| Text |
------------------------------------------------

Today one needs think only in narrow categories on behalf of organizations that prefer having interchangeable parts (people as if machines -- how dehumanizing!), that people think only of reward and punishment, that people live in fear of the Master Class, and that they do not challenge the status quo. Blind obedience, recognize of economic elites as people beyond judgment or criticism, and ideally support of reactionary politics well serve a grossly-inequitable social order. So one had to do something nasty to people? Dissolve your conscience with booze.

...Even if colleges all became technical  and vocational schools, there would be far too many graduates for the engineering and software-design people, lab technicians, and nurses.  

We need to rediscover the subtle delights of being truly human even at the cost of economic efficiency and rationality. Efficiency and rationality are not enough; a plantation of the Old South, a Gulag, or a fascist labor camp could be extremely efficient and rational while denying the qualities that make people human.

...The late science-fiction writer Robert Heinlein castigated the old Soviet Union as the land of the drunk. For the common man there was toil and there was drink, and nothing else. I wonder if America is headed that way.

------------------------------------------------

| Records shown |

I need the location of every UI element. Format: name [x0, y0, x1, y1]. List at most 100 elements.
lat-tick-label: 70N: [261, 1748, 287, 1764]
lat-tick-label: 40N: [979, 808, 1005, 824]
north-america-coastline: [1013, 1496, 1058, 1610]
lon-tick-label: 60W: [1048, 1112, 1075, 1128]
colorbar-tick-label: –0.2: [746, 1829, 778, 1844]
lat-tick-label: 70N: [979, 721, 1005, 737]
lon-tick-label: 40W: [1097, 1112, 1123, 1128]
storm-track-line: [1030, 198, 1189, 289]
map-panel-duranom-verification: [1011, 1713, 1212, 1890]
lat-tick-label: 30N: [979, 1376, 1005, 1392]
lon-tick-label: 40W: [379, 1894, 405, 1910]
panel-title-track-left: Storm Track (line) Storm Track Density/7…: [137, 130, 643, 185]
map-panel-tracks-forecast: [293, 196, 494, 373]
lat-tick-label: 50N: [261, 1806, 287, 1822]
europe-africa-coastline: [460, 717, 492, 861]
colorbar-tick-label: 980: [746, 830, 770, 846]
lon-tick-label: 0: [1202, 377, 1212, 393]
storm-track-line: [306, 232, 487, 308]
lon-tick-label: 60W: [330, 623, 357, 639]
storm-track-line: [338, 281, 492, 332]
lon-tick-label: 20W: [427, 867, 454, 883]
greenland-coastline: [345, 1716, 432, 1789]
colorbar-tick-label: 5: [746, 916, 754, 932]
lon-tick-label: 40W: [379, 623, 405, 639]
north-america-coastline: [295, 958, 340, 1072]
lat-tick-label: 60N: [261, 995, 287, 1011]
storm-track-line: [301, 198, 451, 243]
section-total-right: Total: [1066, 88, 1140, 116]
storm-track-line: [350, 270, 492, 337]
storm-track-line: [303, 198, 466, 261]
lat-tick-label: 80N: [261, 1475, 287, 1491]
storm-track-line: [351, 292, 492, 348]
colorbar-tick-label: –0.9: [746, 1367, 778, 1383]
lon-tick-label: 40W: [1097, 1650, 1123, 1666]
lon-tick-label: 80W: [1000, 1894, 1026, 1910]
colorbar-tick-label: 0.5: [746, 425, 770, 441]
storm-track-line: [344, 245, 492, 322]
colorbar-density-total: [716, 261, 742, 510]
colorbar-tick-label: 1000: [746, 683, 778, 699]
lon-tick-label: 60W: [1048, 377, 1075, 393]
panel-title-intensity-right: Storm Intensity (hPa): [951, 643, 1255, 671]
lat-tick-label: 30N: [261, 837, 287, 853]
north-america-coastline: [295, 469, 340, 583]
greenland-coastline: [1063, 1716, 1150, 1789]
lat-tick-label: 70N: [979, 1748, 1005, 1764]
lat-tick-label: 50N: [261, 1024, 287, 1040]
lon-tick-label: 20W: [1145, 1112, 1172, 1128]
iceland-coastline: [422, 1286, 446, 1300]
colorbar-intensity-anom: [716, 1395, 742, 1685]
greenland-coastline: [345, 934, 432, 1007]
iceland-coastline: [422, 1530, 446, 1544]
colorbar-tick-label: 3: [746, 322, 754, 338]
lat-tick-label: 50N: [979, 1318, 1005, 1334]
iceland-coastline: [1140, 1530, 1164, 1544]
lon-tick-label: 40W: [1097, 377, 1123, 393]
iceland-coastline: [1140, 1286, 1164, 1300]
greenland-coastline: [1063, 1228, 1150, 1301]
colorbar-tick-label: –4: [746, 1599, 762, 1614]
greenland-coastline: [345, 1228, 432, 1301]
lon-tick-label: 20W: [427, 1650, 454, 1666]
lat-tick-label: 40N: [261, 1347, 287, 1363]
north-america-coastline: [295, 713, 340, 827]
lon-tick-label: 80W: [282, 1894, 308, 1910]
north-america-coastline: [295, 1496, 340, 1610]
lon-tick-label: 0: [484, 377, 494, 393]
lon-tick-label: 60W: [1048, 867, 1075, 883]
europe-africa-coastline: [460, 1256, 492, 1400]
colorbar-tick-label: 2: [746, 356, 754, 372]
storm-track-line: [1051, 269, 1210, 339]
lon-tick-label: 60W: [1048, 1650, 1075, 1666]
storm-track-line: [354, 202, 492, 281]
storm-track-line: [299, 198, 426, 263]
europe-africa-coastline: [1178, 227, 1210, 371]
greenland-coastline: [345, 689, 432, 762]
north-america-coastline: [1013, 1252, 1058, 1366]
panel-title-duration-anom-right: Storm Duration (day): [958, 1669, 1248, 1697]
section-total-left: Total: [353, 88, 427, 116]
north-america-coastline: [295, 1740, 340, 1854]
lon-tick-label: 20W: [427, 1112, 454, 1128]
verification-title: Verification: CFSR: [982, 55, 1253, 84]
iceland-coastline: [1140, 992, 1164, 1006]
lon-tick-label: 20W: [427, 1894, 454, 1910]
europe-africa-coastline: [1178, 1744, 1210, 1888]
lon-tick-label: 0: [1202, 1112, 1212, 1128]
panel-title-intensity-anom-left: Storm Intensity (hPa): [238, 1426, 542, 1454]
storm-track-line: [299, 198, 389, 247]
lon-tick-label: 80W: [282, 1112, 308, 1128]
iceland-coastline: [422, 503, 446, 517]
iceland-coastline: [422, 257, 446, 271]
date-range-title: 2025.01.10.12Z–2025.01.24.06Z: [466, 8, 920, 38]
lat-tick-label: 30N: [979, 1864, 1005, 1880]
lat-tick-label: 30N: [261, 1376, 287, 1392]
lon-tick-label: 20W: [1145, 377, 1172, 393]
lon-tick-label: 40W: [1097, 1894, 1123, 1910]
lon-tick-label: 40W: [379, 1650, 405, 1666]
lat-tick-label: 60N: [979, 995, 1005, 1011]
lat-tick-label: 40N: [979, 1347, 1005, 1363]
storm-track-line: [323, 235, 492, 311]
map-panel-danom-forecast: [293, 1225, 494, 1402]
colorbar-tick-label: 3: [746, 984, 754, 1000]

------------------------------------------------

| Exercise description |
Shorten the paragraph in the text above that begins "We need to rediscover the subtle delights" while keeping its main points.

| Result |
We should recover the pleasures of being fully human, even if that costs economic efficiency and rationality. Those two qualities are not enough, since an Old South plantation, a Gulag, or a fascist labor camp could be highly efficient and rational while denying people what makes them human.